+++ Records for processing +++

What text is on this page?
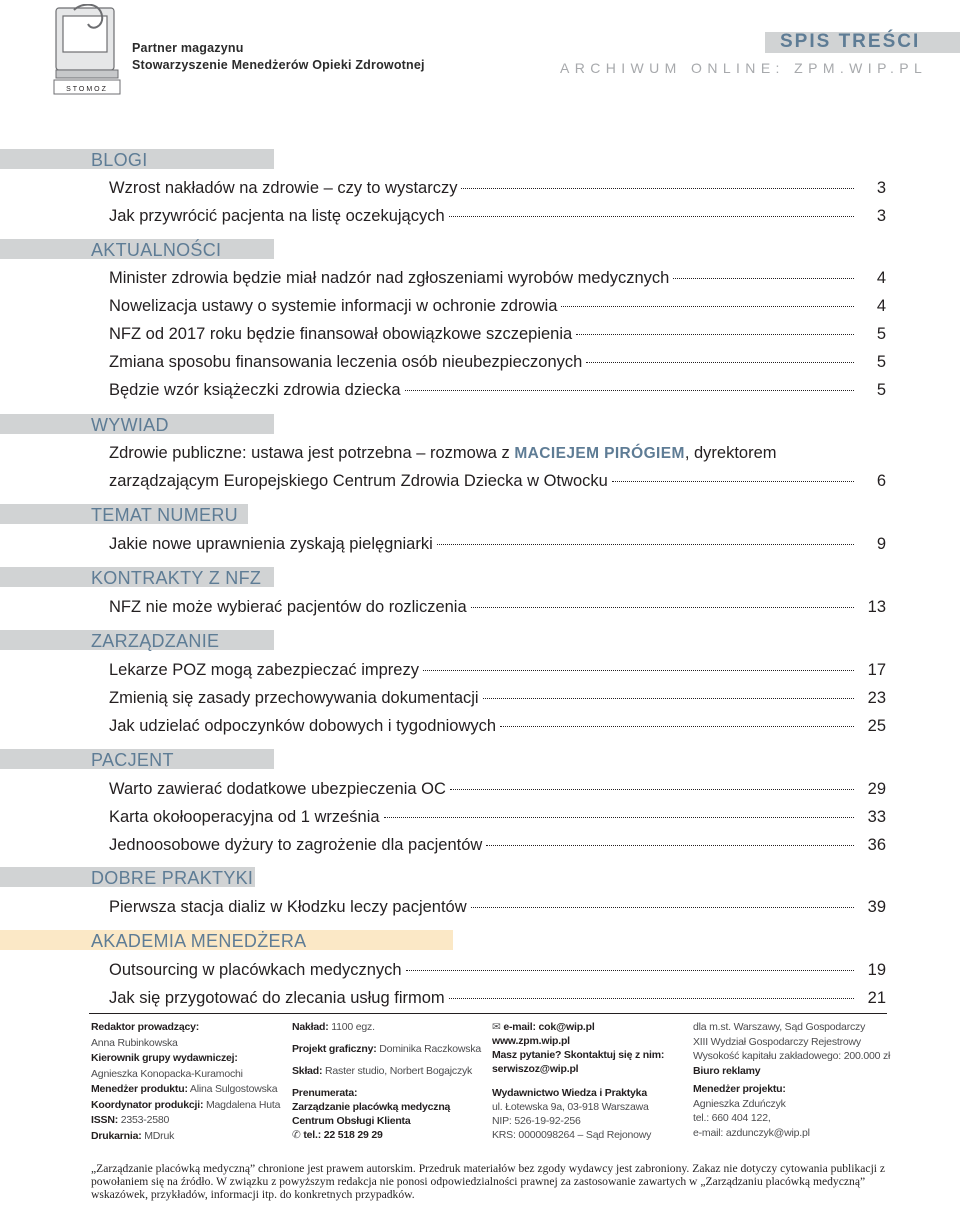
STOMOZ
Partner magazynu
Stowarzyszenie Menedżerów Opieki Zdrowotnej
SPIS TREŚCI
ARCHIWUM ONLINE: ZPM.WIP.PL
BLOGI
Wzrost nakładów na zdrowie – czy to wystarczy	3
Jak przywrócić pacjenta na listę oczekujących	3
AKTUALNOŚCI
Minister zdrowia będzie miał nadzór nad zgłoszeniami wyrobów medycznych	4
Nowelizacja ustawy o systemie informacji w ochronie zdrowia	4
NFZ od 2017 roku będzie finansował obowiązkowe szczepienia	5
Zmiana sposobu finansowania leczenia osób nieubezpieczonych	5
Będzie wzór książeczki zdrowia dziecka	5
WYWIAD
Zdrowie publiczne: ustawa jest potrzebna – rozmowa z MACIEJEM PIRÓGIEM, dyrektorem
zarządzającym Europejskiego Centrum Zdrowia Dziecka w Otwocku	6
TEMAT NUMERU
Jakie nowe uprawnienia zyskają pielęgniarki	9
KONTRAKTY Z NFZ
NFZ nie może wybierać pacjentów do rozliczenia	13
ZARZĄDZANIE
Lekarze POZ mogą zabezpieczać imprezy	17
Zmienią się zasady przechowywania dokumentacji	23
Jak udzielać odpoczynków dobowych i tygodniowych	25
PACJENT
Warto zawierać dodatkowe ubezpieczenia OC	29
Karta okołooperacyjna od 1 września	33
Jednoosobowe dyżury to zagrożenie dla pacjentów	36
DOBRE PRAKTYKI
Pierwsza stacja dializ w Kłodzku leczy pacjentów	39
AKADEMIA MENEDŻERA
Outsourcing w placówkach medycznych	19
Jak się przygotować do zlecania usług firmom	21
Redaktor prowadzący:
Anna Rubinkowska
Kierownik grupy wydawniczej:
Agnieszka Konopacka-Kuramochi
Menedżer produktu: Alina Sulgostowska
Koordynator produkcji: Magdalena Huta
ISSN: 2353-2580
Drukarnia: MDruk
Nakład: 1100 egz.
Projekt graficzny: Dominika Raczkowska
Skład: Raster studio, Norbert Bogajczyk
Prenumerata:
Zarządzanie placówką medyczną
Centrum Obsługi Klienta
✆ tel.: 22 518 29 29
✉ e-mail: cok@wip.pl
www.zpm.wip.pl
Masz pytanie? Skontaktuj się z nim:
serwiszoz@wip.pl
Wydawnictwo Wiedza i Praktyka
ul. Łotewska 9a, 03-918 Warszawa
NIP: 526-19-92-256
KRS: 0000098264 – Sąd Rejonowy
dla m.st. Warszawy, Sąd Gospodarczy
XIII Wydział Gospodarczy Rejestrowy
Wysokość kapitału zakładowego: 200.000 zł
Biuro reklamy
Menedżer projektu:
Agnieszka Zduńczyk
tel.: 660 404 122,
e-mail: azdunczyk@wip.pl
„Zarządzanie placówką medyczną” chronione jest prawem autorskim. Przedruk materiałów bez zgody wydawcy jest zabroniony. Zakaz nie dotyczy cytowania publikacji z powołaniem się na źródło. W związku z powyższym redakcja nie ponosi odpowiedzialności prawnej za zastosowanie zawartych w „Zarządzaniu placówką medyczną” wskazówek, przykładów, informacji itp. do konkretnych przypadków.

+++

● Given problem
Transcribe all entries above exactly. Drop the pictures.

● Output
What text is on this page?
STOMOZ
Partner magazynu
Stowarzyszenie Menedżerów Opieki Zdrowotnej
SPIS TREŚCI
ARCHIWUM ONLINE: ZPM.WIP.PL
BLOGI
Wzrost nakładów na zdrowie – czy to wystarczy	3
Jak przywrócić pacjenta na listę oczekujących	3
AKTUALNOŚCI
Minister zdrowia będzie miał nadzór nad zgłoszeniami wyrobów medycznych	4
Nowelizacja ustawy o systemie informacji w ochronie zdrowia	4
NFZ od 2017 roku będzie finansował obowiązkowe szczepienia	5
Zmiana sposobu finansowania leczenia osób nieubezpieczonych	5
Będzie wzór książeczki zdrowia dziecka	5
WYWIAD
Zdrowie publiczne: ustawa jest potrzebna – rozmowa z MACIEJEM PIRÓGIEM, dyrektorem
zarządzającym Europejskiego Centrum Zdrowia Dziecka w Otwocku	6
TEMAT NUMERU
Jakie nowe uprawnienia zyskają pielęgniarki	9
KONTRAKTY Z NFZ
NFZ nie może wybierać pacjentów do rozliczenia	13
ZARZĄDZANIE
Lekarze POZ mogą zabezpieczać imprezy	17
Zmienią się zasady przechowywania dokumentacji	23
Jak udzielać odpoczynków dobowych i tygodniowych	25
PACJENT
Warto zawierać dodatkowe ubezpieczenia OC	29
Karta okołooperacyjna od 1 września	33
Jednoosobowe dyżury to zagrożenie dla pacjentów	36
DOBRE PRAKTYKI
Pierwsza stacja dializ w Kłodzku leczy pacjentów	39
AKADEMIA MENEDŻERA
Outsourcing w placówkach medycznych	19
Jak się przygotować do zlecania usług firmom	21
Redaktor prowadzący:
Anna Rubinkowska
Kierownik grupy wydawniczej:
Agnieszka Konopacka-Kuramochi
Menedżer produktu: Alina Sulgostowska
Koordynator produkcji: Magdalena Huta
ISSN: 2353-2580
Drukarnia: MDruk
Nakład: 1100 egz.
Projekt graficzny: Dominika Raczkowska
Skład: Raster studio, Norbert Bogajczyk
Prenumerata:
Zarządzanie placówką medyczną
Centrum Obsługi Klienta
✆ tel.: 22 518 29 29
✉ e-mail: cok@wip.pl
www.zpm.wip.pl
Masz pytanie? Skontaktuj się z nim:
serwiszoz@wip.pl
Wydawnictwo Wiedza i Praktyka
ul. Łotewska 9a, 03-918 Warszawa
NIP: 526-19-92-256
KRS: 0000098264 – Sąd Rejonowy
dla m.st. Warszawy, Sąd Gospodarczy
XIII Wydział Gospodarczy Rejestrowy
Wysokość kapitału zakładowego: 200.000 zł
Biuro reklamy
Menedżer projektu:
Agnieszka Zduńczyk
tel.: 660 404 122,
e-mail: azdunczyk@wip.pl
„Zarządzanie placówką medyczną” chronione jest prawem autorskim. Przedruk materiałów bez zgody wydawcy jest zabroniony. Zakaz nie dotyczy cytowania publikacji z powołaniem się na źródło. W związku z powyższym redakcja nie ponosi odpowiedzialności prawnej za zastosowanie zawartych w „Zarządzaniu placówką medyczną” wskazówek, przykładów, informacji itp. do konkretnych przypadków.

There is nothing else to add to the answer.